## What is being asked:
Write out the listing exactly as it is given.

Extracted data entries:

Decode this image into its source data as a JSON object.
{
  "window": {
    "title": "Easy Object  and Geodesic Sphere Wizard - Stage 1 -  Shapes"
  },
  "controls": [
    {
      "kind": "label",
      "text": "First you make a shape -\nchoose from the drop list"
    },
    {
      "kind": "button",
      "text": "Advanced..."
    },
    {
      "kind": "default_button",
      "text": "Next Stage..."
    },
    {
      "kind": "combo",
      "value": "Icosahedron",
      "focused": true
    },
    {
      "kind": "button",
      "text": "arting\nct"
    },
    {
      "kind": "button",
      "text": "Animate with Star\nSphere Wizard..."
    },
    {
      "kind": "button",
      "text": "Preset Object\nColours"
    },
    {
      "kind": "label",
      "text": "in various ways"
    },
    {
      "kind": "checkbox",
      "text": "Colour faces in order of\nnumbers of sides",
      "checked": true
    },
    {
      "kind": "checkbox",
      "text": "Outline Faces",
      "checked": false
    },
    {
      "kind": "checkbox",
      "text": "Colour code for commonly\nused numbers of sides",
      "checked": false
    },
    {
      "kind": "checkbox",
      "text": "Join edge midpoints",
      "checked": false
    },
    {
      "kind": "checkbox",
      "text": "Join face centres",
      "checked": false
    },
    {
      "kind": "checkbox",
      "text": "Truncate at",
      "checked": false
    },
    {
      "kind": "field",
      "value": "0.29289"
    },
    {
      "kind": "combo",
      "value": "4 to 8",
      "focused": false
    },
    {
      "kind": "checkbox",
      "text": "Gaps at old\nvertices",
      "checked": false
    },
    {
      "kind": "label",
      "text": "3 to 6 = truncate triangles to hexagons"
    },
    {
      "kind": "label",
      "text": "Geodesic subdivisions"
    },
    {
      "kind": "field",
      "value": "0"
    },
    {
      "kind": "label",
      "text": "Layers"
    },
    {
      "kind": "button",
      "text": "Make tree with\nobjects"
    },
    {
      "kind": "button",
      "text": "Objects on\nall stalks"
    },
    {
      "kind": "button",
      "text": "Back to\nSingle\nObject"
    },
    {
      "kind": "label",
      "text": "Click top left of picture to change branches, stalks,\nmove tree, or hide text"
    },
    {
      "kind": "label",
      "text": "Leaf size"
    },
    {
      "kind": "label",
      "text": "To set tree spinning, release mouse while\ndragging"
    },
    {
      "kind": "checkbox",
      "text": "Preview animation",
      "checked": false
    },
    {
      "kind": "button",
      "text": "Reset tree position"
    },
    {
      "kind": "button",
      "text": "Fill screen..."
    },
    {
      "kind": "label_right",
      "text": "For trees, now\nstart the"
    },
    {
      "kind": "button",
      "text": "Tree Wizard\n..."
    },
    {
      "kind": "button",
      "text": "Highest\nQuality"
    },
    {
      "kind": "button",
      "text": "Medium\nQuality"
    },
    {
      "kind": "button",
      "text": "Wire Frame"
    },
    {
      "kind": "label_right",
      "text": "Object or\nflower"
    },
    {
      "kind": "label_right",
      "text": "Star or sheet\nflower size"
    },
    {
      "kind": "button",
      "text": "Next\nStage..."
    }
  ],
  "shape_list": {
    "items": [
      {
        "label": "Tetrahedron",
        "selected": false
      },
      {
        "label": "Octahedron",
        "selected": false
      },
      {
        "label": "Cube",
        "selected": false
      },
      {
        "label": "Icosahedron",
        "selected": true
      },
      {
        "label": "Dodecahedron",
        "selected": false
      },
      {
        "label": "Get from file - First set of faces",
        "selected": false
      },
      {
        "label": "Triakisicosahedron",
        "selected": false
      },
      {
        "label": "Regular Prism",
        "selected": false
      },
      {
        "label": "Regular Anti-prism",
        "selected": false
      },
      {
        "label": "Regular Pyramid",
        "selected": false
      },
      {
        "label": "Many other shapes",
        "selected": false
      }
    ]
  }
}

## Finished task:
Decode this image into its source data as a JSON object.
{
  "window": {
    "title": "Easy Object  and Geodesic Sphere Wizard - Stage 1 -  Shapes"
  },
  "controls": [
    {
      "kind": "label",
      "text": "First you make a shape -\nchoose from the drop list"
    },
    {
      "kind": "button",
      "text": "Advanced..."
    },
    {
      "kind": "default_button",
      "text": "Next Stage..."
    },
    {
      "kind": "combo",
      "value": "Icosahedron",
      "focused": true
    },
    {
      "kind": "button",
      "text": "arting\nct"
    },
    {
      "kind": "button",
      "text": "Animate with Star\nSphere Wizard..."
    },
    {
      "kind": "button",
      "text": "Preset Object\nColours"
    },
    {
      "kind": "label",
      "text": "in various ways"
    },
    {
      "kind": "checkbox",
      "text": "Colour faces in order of\nnumbers of sides",
      "checked": true
    },
    {
      "kind": "checkbox",
      "text": "Outline Faces",
      "checked": false
    },
    {
      "kind": "checkbox",
      "text": "Colour code for commonly\nused numbers of sides",
      "checked": false
    },
    {
      "kind": "checkbox",
      "text": "Join edge midpoints",
      "checked": false
    },
    {
      "kind": "checkbox",
      "text": "Join face centres",
      "checked": false
    },
    {
      "kind": "checkbox",
      "text": "Truncate at",
      "checked": false
    },
    {
      "kind": "field",
      "value": "0.29289"
    },
    {
      "kind": "combo",
      "value": "4 to 8",
      "focused": false
    },
    {
      "kind": "checkbox",
      "text": "Gaps at old\nvertices",
      "checked": false
    },
    {
      "kind": "label",
      "text": "3 to 6 = truncate triangles to hexagons"
    },
    {
      "kind": "label",
      "text": "Geodesic subdivisions"
    },
    {
      "kind": "field",
      "value": "0"
    },
    {
      "kind": "label",
      "text": "Layers"
    },
    {
      "kind": "button",
      "text": "Make tree with\nobjects"
    },
    {
      "kind": "button",
      "text": "Objects on\nall stalks"
    },
    {
      "kind": "button",
      "text": "Back to\nSingle\nObject"
    },
    {
      "kind": "label",
      "text": "Click top left of picture to change branches, stalks,\nmove tree, or hide text"
    },
    {
      "kind": "label",
      "text": "Leaf size"
    },
    {
      "kind": "label",
      "text": "To set tree spinning, release mouse while\ndragging"
    },
    {
      "kind": "checkbox",
      "text": "Preview animation",
      "checked": false
    },
    {
      "kind": "button",
      "text": "Reset tree position"
    },
    {
      "kind": "button",
      "text": "Fill screen..."
    },
    {
      "kind": "label_right",
      "text": "For trees, now\nstart the"
    },
    {
      "kind": "button",
      "text": "Tree Wizard\n..."
    },
    {
      "kind": "button",
      "text": "Highest\nQuality"
    },
    {
      "kind": "button",
      "text": "Medium\nQuality"
    },
    {
      "kind": "button",
      "text": "Wire Frame"
    },
    {
      "kind": "label_right",
      "text": "Object or\nflower"
    },
    {
      "kind": "label_right",
      "text": "Star or sheet\nflower size"
    },
    {
      "kind": "button",
      "text": "Next\nStage..."
    }
  ],
  "shape_list": {
    "items": [
      {
        "label": "Tetrahedron",
        "selected": false
      },
      {
        "label": "Octahedron",
        "selected": false
      },
      {
        "label": "Cube",
        "selected": false
      },
      {
        "label": "Icosahedron",
        "selected": true
      },
      {
        "label": "Dodecahedron",
        "selected": false
      },
      {
        "label": "Get from file - First set of faces",
        "selected": false
      },
      {
        "label": "Triakisicosahedron",
        "selected": false
      },
      {
        "label": "Regular Prism",
        "selected": false
      },
      {
        "label": "Regular Anti-prism",
        "selected": false
      },
      {
        "label": "Regular Pyramid",
        "selected": false
      },
      {
        "label": "Many other shapes",
        "selected": false
      }
    ]
  }
}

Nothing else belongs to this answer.